▶ [DATASET ROWS]
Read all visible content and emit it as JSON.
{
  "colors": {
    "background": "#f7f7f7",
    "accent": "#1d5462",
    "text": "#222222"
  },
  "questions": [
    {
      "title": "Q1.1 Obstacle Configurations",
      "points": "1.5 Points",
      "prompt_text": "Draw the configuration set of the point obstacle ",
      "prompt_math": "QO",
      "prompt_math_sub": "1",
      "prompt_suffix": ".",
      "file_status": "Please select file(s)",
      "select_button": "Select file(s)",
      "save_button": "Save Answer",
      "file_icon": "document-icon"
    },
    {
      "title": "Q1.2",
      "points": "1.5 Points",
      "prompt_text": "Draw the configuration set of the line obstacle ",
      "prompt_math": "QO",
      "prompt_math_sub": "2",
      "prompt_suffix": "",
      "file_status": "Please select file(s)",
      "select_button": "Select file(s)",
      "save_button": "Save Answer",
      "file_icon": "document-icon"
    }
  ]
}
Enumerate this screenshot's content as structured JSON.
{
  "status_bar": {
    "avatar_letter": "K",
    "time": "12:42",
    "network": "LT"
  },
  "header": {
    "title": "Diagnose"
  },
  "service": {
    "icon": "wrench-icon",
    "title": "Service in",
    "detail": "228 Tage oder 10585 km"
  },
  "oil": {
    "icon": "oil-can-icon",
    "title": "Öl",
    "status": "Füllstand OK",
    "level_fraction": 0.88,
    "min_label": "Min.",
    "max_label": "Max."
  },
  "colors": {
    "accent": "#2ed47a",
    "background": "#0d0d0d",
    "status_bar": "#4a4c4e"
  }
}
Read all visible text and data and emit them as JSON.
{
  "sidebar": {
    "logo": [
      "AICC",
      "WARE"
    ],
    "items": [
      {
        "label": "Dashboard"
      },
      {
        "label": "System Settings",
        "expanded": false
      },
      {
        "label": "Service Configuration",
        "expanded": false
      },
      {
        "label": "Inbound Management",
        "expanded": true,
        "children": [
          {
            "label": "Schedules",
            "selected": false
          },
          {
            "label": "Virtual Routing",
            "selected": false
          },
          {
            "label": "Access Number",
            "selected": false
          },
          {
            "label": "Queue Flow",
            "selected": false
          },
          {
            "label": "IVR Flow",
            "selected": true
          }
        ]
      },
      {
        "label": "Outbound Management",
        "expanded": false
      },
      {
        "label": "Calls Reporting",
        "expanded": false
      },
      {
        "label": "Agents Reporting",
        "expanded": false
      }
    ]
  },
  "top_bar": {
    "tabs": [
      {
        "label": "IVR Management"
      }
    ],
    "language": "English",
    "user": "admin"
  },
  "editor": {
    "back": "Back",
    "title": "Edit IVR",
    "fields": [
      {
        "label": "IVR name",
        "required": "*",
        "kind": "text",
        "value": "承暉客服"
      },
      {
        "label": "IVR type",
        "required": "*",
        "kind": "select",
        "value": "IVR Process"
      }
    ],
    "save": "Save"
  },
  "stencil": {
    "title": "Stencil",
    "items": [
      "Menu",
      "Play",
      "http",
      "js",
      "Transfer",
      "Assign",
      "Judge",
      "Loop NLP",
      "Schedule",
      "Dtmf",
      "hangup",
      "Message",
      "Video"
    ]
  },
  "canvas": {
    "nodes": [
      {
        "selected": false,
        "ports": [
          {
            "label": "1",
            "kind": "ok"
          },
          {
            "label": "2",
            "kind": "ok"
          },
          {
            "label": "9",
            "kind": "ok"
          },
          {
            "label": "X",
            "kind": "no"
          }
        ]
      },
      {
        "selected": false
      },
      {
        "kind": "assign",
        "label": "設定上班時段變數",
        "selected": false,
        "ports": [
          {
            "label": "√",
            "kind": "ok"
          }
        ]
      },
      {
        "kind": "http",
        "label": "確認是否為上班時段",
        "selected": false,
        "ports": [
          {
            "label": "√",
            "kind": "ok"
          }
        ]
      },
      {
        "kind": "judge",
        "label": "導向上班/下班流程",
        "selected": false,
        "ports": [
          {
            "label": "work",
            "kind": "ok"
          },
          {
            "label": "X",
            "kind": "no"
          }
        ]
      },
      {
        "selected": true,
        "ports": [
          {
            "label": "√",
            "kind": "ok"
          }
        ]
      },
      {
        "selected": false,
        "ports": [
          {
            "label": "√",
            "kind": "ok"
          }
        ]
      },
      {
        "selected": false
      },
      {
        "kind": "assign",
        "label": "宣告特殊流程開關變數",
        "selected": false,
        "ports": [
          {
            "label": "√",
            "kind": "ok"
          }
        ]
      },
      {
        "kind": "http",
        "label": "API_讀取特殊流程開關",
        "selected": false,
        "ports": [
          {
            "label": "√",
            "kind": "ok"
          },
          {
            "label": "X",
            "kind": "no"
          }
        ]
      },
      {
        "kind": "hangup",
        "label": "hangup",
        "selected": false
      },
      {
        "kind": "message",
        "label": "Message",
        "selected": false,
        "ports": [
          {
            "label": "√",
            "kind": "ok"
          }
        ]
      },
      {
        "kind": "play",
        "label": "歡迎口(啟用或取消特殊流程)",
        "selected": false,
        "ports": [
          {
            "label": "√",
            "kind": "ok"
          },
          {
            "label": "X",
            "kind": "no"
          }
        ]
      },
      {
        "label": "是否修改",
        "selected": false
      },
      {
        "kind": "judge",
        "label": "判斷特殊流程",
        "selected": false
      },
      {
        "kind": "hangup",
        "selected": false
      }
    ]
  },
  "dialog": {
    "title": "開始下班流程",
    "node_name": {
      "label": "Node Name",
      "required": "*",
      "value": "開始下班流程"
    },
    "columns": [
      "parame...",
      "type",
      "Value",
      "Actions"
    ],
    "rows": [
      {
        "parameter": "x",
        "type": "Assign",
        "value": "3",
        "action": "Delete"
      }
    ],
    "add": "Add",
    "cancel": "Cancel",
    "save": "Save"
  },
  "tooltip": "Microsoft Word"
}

▶ [WHAT THE EXERCISE ASKS]
Restate the records, all of them, precisely as written.

▶ [WORKED ANSWER]
Read all visible content and emit it as JSON.
{
  "colors": {
    "background": "#f7f7f7",
    "accent": "#1d5462",
    "text": "#222222"
  },
  "questions": [
    {
      "title": "Q1.1 Obstacle Configurations",
      "points": "1.5 Points",
      "prompt_text": "Draw the configuration set of the point obstacle ",
      "prompt_math": "QO",
      "prompt_math_sub": "1",
      "prompt_suffix": ".",
      "file_status": "Please select file(s)",
      "select_button": "Select file(s)",
      "save_button": "Save Answer",
      "file_icon": "document-icon"
    },
    {
      "title": "Q1.2",
      "points": "1.5 Points",
      "prompt_text": "Draw the configuration set of the line obstacle ",
      "prompt_math": "QO",
      "prompt_math_sub": "2",
      "prompt_suffix": "",
      "file_status": "Please select file(s)",
      "select_button": "Select file(s)",
      "save_button": "Save Answer",
      "file_icon": "document-icon"
    }
  ]
}
Enumerate this screenshot's content as structured JSON.
{
  "status_bar": {
    "avatar_letter": "K",
    "time": "12:42",
    "network": "LT"
  },
  "header": {
    "title": "Diagnose"
  },
  "service": {
    "icon": "wrench-icon",
    "title": "Service in",
    "detail": "228 Tage oder 10585 km"
  },
  "oil": {
    "icon": "oil-can-icon",
    "title": "Öl",
    "status": "Füllstand OK",
    "level_fraction": 0.88,
    "min_label": "Min.",
    "max_label": "Max."
  },
  "colors": {
    "accent": "#2ed47a",
    "background": "#0d0d0d",
    "status_bar": "#4a4c4e"
  }
}
Read all visible text and data and emit them as JSON.
{
  "sidebar": {
    "logo": [
      "AICC",
      "WARE"
    ],
    "items": [
      {
        "label": "Dashboard"
      },
      {
        "label": "System Settings",
        "expanded": false
      },
      {
        "label": "Service Configuration",
        "expanded": false
      },
      {
        "label": "Inbound Management",
        "expanded": true,
        "children": [
          {
            "label": "Schedules",
            "selected": false
          },
          {
            "label": "Virtual Routing",
            "selected": false
          },
          {
            "label": "Access Number",
            "selected": false
          },
          {
            "label": "Queue Flow",
            "selected": false
          },
          {
            "label": "IVR Flow",
            "selected": true
          }
        ]
      },
      {
        "label": "Outbound Management",
        "expanded": false
      },
      {
        "label": "Calls Reporting",
        "expanded": false
      },
      {
        "label": "Agents Reporting",
        "expanded": false
      }
    ]
  },
  "top_bar": {
    "tabs": [
      {
        "label": "IVR Management"
      }
    ],
    "language": "English",
    "user": "admin"
  },
  "editor": {
    "back": "Back",
    "title": "Edit IVR",
    "fields": [
      {
        "label": "IVR name",
        "required": "*",
        "kind": "text",
        "value": "承暉客服"
      },
      {
        "label": "IVR type",
        "required": "*",
        "kind": "select",
        "value": "IVR Process"
      }
    ],
    "save": "Save"
  },
  "stencil": {
    "title": "Stencil",
    "items": [
      "Menu",
      "Play",
      "http",
      "js",
      "Transfer",
      "Assign",
      "Judge",
      "Loop NLP",
      "Schedule",
      "Dtmf",
      "hangup",
      "Message",
      "Video"
    ]
  },
  "canvas": {
    "nodes": [
      {
        "selected": false,
        "ports": [
          {
            "label": "1",
            "kind": "ok"
          },
          {
            "label": "2",
            "kind": "ok"
          },
          {
            "label": "9",
            "kind": "ok"
          },
          {
            "label": "X",
            "kind": "no"
          }
        ]
      },
      {
        "selected": false
      },
      {
        "kind": "assign",
        "label": "設定上班時段變數",
        "selected": false,
        "ports": [
          {
            "label": "√",
            "kind": "ok"
          }
        ]
      },
      {
        "kind": "http",
        "label": "確認是否為上班時段",
        "selected": false,
        "ports": [
          {
            "label": "√",
            "kind": "ok"
          }
        ]
      },
      {
        "kind": "judge",
        "label": "導向上班/下班流程",
        "selected": false,
        "ports": [
          {
            "label": "work",
            "kind": "ok"
          },
          {
            "label": "X",
            "kind": "no"
          }
        ]
      },
      {
        "selected": true,
        "ports": [
          {
            "label": "√",
            "kind": "ok"
          }
        ]
      },
      {
        "selected": false,
        "ports": [
          {
            "label": "√",
            "kind": "ok"
          }
        ]
      },
      {
        "selected": false
      },
      {
        "kind": "assign",
        "label": "宣告特殊流程開關變數",
        "selected": false,
        "ports": [
          {
            "label": "√",
            "kind": "ok"
          }
        ]
      },
      {
        "kind": "http",
        "label": "API_讀取特殊流程開關",
        "selected": false,
        "ports": [
          {
            "label": "√",
            "kind": "ok"
          },
          {
            "label": "X",
            "kind": "no"
          }
        ]
      },
      {
        "kind": "hangup",
        "label": "hangup",
        "selected": false
      },
      {
        "kind": "message",
        "label": "Message",
        "selected": false,
        "ports": [
          {
            "label": "√",
            "kind": "ok"
          }
        ]
      },
      {
        "kind": "play",
        "label": "歡迎口(啟用或取消特殊流程)",
        "selected": false,
        "ports": [
          {
            "label": "√",
            "kind": "ok"
          },
          {
            "label": "X",
            "kind": "no"
          }
        ]
      },
      {
        "label": "是否修改",
        "selected": false
      },
      {
        "kind": "judge",
        "label": "判斷特殊流程",
        "selected": false
      },
      {
        "kind": "hangup",
        "selected": false
      }
    ]
  },
  "dialog": {
    "title": "開始下班流程",
    "node_name": {
      "label": "Node Name",
      "required": "*",
      "value": "開始下班流程"
    },
    "columns": [
      "parame...",
      "type",
      "Value",
      "Actions"
    ],
    "rows": [
      {
        "parameter": "x",
        "type": "Assign",
        "value": "3",
        "action": "Delete"
      }
    ],
    "add": "Add",
    "cancel": "Cancel",
    "save": "Save"
  },
  "tooltip": "Microsoft Word"
}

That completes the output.